■ Exercise aim ■
Reproduce every record below exactly as written, but leave out any pictures.

[Dataset records on visual material]
"""
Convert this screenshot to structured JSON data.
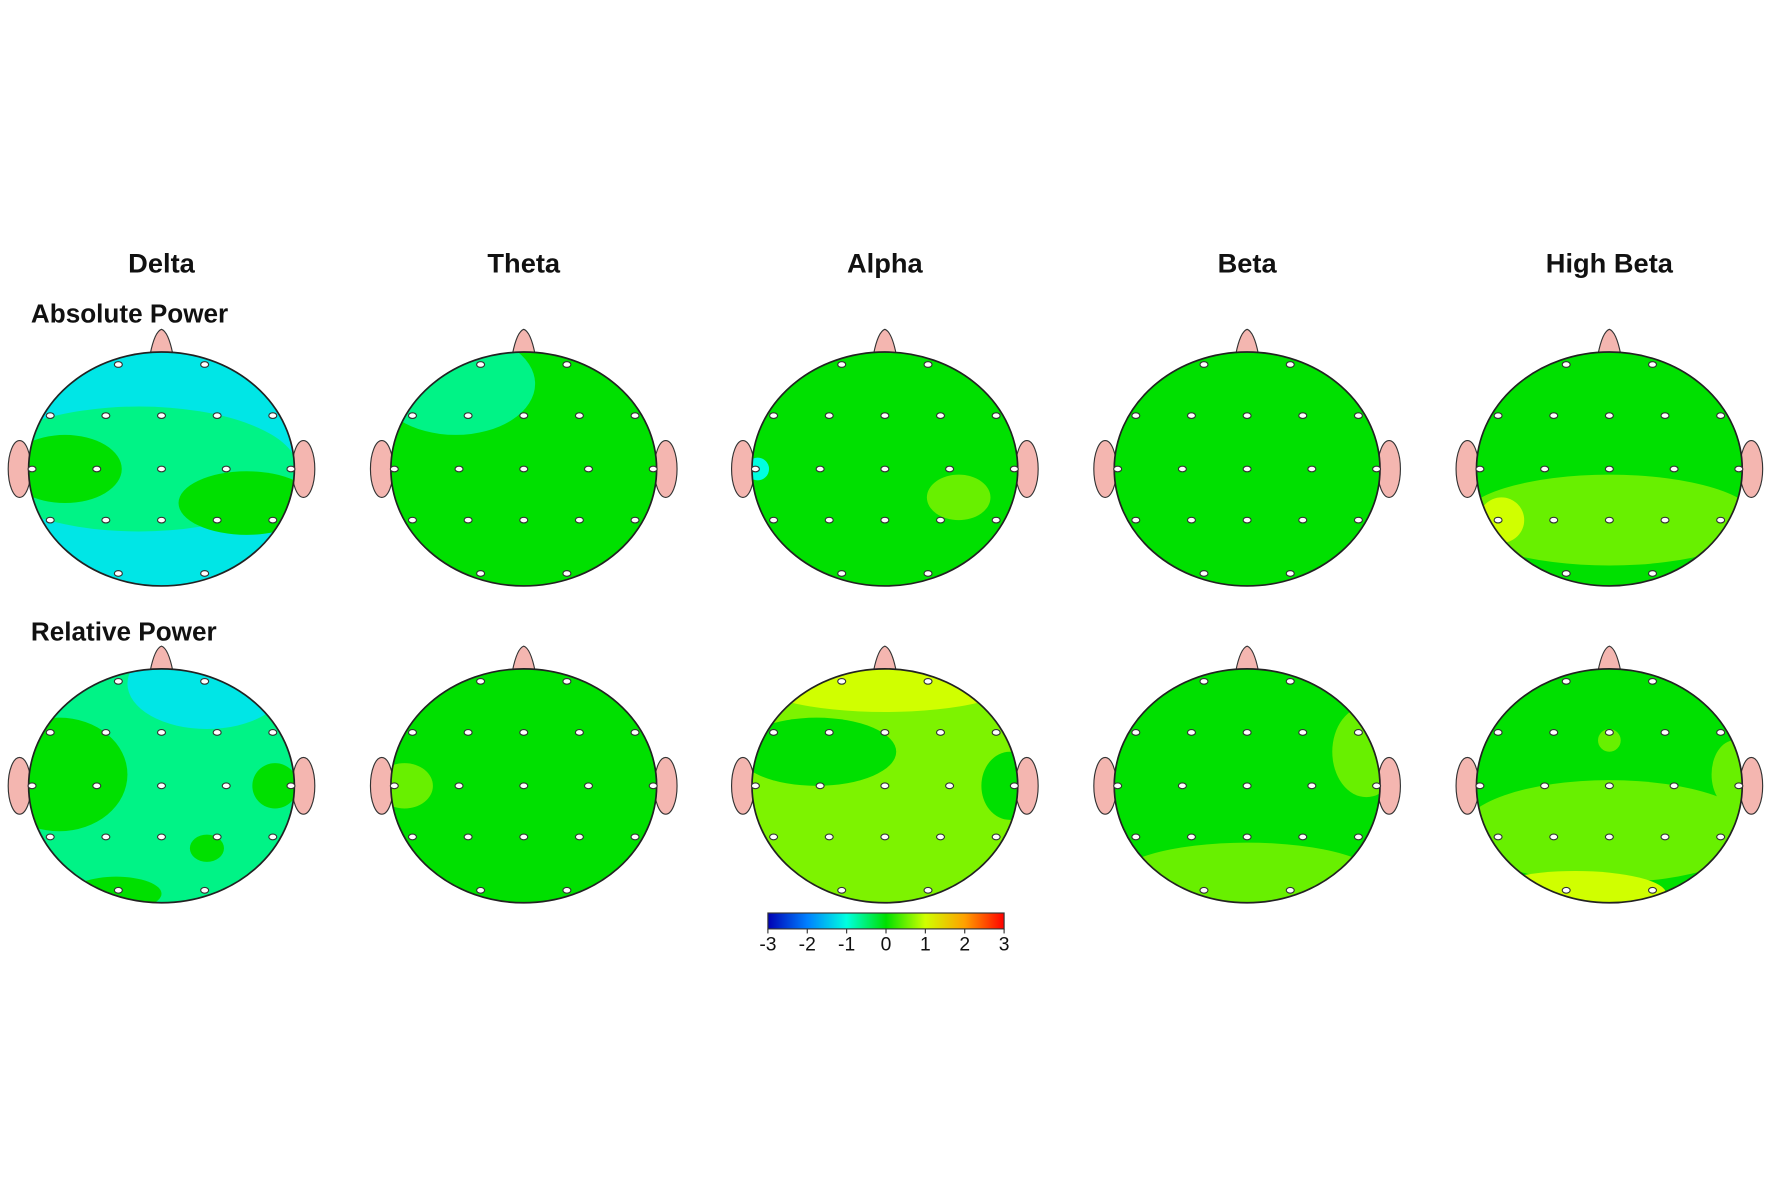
{
  "chart_data": {
    "type": "topomap",
    "bands": [
      "Delta",
      "Theta",
      "Alpha",
      "Beta",
      "High Beta"
    ],
    "rows": [
      {
        "label": "Absolute Power",
        "base": [
          -1.2,
          0,
          0,
          0,
          0
        ],
        "patches": [
          [
            -0.6,
            0,
            0
          ],
          [
            -0.6
          ],
          [
            -1.0,
            0.5
          ],
          [],
          [
            0.5,
            1.0
          ]
        ]
      },
      {
        "label": "Relative Power",
        "base": [
          -0.6,
          0,
          0.6,
          0,
          0
        ],
        "patches": [
          [
            0,
            -1.2,
            0,
            0,
            0
          ],
          [
            0.5
          ],
          [
            1.0,
            0,
            0
          ],
          [
            0.5,
            0.5
          ],
          [
            0.5,
            1.0,
            0.5,
            0.5
          ]
        ]
      }
    ],
    "colorbar": {
      "lim": [
        -3,
        3
      ],
      "ticks": [
        -3,
        -2,
        -1,
        0,
        1,
        2,
        3
      ],
      "colors": [
        "#0000b4",
        "#0080ff",
        "#00ffe0",
        "#00e000",
        "#d0ff00",
        "#ffa000",
        "#ff0000"
      ]
    }
  }
}
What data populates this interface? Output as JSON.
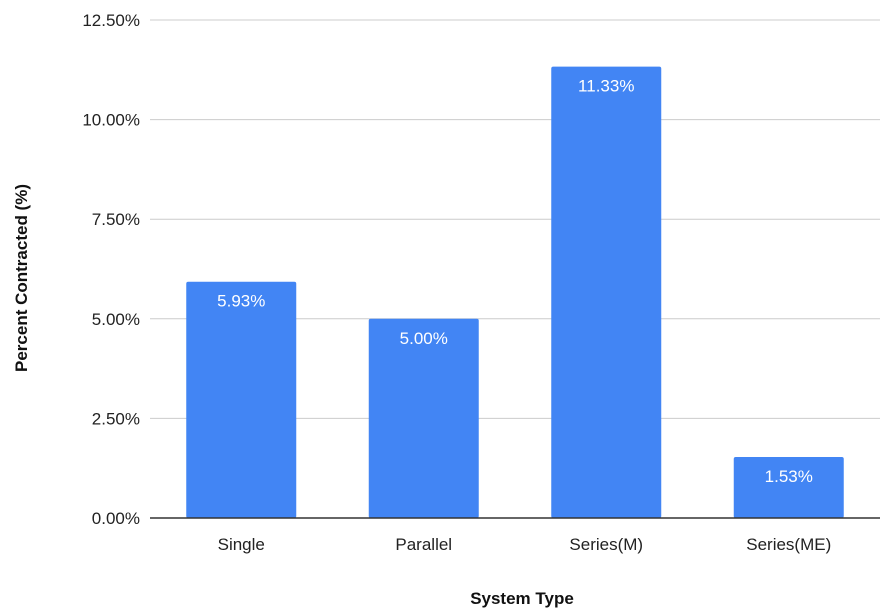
{
  "chart_data": {
    "type": "bar",
    "title": "",
    "xlabel": "System Type",
    "ylabel": "Percent Contracted (%)",
    "categories": [
      "Single",
      "Parallel",
      "Series(M)",
      "Series(ME)"
    ],
    "values": [
      5.93,
      5.0,
      11.33,
      1.53
    ],
    "data_labels": [
      "5.93%",
      "5.00%",
      "11.33%",
      "1.53%"
    ],
    "ylim": [
      0,
      12.5
    ],
    "yticks": [
      0,
      2.5,
      5,
      7.5,
      10,
      12.5
    ],
    "ytick_labels": [
      "0.00%",
      "2.50%",
      "5.00%",
      "7.50%",
      "10.00%",
      "12.50%"
    ],
    "grid": true,
    "legend": "none",
    "colors": {
      "bar": "#4285f4",
      "grid": "#cccccc",
      "axis": "#333333",
      "label": "#ffffff"
    }
  }
}
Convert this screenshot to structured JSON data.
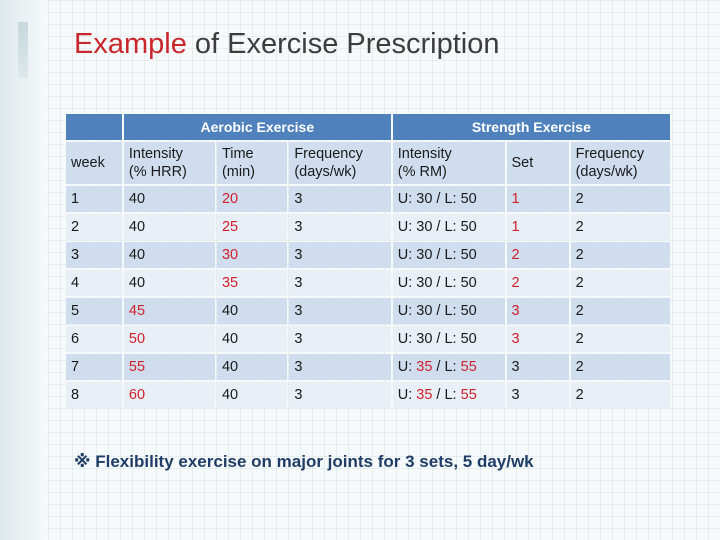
{
  "title": {
    "highlight": "Example",
    "rest": " of Exercise Prescription"
  },
  "table": {
    "group_headers": {
      "aerobic": "Aerobic Exercise",
      "strength": "Strength Exercise"
    },
    "columns": [
      "week",
      "Intensity\n(% HRR)",
      "Time\n(min)",
      "Frequency\n(days/wk)",
      "Intensity\n(% RM)",
      "Set",
      "Frequency\n(days/wk)"
    ],
    "rows": [
      [
        "1",
        "40",
        "20",
        "3",
        "U: 30 / L: 50",
        "1",
        "2"
      ],
      [
        "2",
        "40",
        "25",
        "3",
        "U: 30 / L: 50",
        "1",
        "2"
      ],
      [
        "3",
        "40",
        "30",
        "3",
        "U: 30 / L: 50",
        "2",
        "2"
      ],
      [
        "4",
        "40",
        "35",
        "3",
        "U: 30 / L: 50",
        "2",
        "2"
      ],
      [
        "5",
        "45",
        "40",
        "3",
        "U: 30 / L: 50",
        "3",
        "2"
      ],
      [
        "6",
        "50",
        "40",
        "3",
        "U: 30 / L: 50",
        "3",
        "2"
      ],
      [
        "7",
        "55",
        "40",
        "3",
        "U: 35 / L: 55",
        "3",
        "2"
      ],
      [
        "8",
        "60",
        "40",
        "3",
        "U: 35 / L: 55",
        "3",
        "2"
      ]
    ],
    "highlighted_values_color": "#d0202a"
  },
  "footnote": "※ Flexibility exercise on major joints  for 3 sets, 5 day/wk",
  "colors": {
    "header_blue": "#4f81bd",
    "row_dark": "#cfddee",
    "row_light": "#e8eff7",
    "title_red": "#c8272b"
  }
}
"""
■ Solution to this problem ■
Convert this screenshot to structured JSON data.
{
  "chart_data": {
    "type": "topomap",
    "bands": [
      "Delta",
      "Theta",
      "Alpha",
      "Beta",
      "High Beta"
    ],
    "rows": [
      {
        "label": "Absolute Power",
        "base": [
          -1.2,
          0,
          0,
          0,
          0
        ],
        "patches": [
          [
            -0.6,
            0,
            0
          ],
          [
            -0.6
          ],
          [
            -1.0,
            0.5
          ],
          [],
          [
            0.5,
            1.0
          ]
        ]
      },
      {
        "label": "Relative Power",
        "base": [
          -0.6,
          0,
          0.6,
          0,
          0
        ],
        "patches": [
          [
            0,
            -1.2,
            0,
            0,
            0
          ],
          [
            0.5
          ],
          [
            1.0,
            0,
            0
          ],
          [
            0.5,
            0.5
          ],
          [
            0.5,
            1.0,
            0.5,
            0.5
          ]
        ]
      }
    ],
    "colorbar": {
      "lim": [
        -3,
        3
      ],
      "ticks": [
        -3,
        -2,
        -1,
        0,
        1,
        2,
        3
      ],
      "colors": [
        "#0000b4",
        "#0080ff",
        "#00ffe0",
        "#00e000",
        "#d0ff00",
        "#ffa000",
        "#ff0000"
      ]
    }
  }
}
What data populates this interface? Output as JSON.
{
  "chart_data": {
    "type": "bar",
    "title": "",
    "xlabel": "System Type",
    "ylabel": "Percent Contracted (%)",
    "categories": [
      "Single",
      "Parallel",
      "Series(M)",
      "Series(ME)"
    ],
    "values": [
      5.93,
      5.0,
      11.33,
      1.53
    ],
    "data_labels": [
      "5.93%",
      "5.00%",
      "11.33%",
      "1.53%"
    ],
    "ylim": [
      0,
      12.5
    ],
    "yticks": [
      0,
      2.5,
      5,
      7.5,
      10,
      12.5
    ],
    "ytick_labels": [
      "0.00%",
      "2.50%",
      "5.00%",
      "7.50%",
      "10.00%",
      "12.50%"
    ],
    "grid": true,
    "legend": "none",
    "colors": {
      "bar": "#4285f4",
      "grid": "#cccccc",
      "axis": "#333333",
      "label": "#ffffff"
    }
  }
}
Convert this screenshot to structured JSON data.
{
  "title": {
    "highlight": "Example",
    "rest": " of Exercise Prescription"
  },
  "table": {
    "group_headers": {
      "aerobic": "Aerobic Exercise",
      "strength": "Strength Exercise"
    },
    "columns": [
      "week",
      "Intensity\n(% HRR)",
      "Time\n(min)",
      "Frequency\n(days/wk)",
      "Intensity\n(% RM)",
      "Set",
      "Frequency\n(days/wk)"
    ],
    "rows": [
      [
        "1",
        "40",
        "20",
        "3",
        "U: 30 / L: 50",
        "1",
        "2"
      ],
      [
        "2",
        "40",
        "25",
        "3",
        "U: 30 / L: 50",
        "1",
        "2"
      ],
      [
        "3",
        "40",
        "30",
        "3",
        "U: 30 / L: 50",
        "2",
        "2"
      ],
      [
        "4",
        "40",
        "35",
        "3",
        "U: 30 / L: 50",
        "2",
        "2"
      ],
      [
        "5",
        "45",
        "40",
        "3",
        "U: 30 / L: 50",
        "3",
        "2"
      ],
      [
        "6",
        "50",
        "40",
        "3",
        "U: 30 / L: 50",
        "3",
        "2"
      ],
      [
        "7",
        "55",
        "40",
        "3",
        "U: 35 / L: 55",
        "3",
        "2"
      ],
      [
        "8",
        "60",
        "40",
        "3",
        "U: 35 / L: 55",
        "3",
        "2"
      ]
    ],
    "highlighted_values_color": "#d0202a"
  },
  "footnote": "※ Flexibility exercise on major joints  for 3 sets, 5 day/wk",
  "colors": {
    "header_blue": "#4f81bd",
    "row_dark": "#cfddee",
    "row_light": "#e8eff7",
    "title_red": "#c8272b"
  }
}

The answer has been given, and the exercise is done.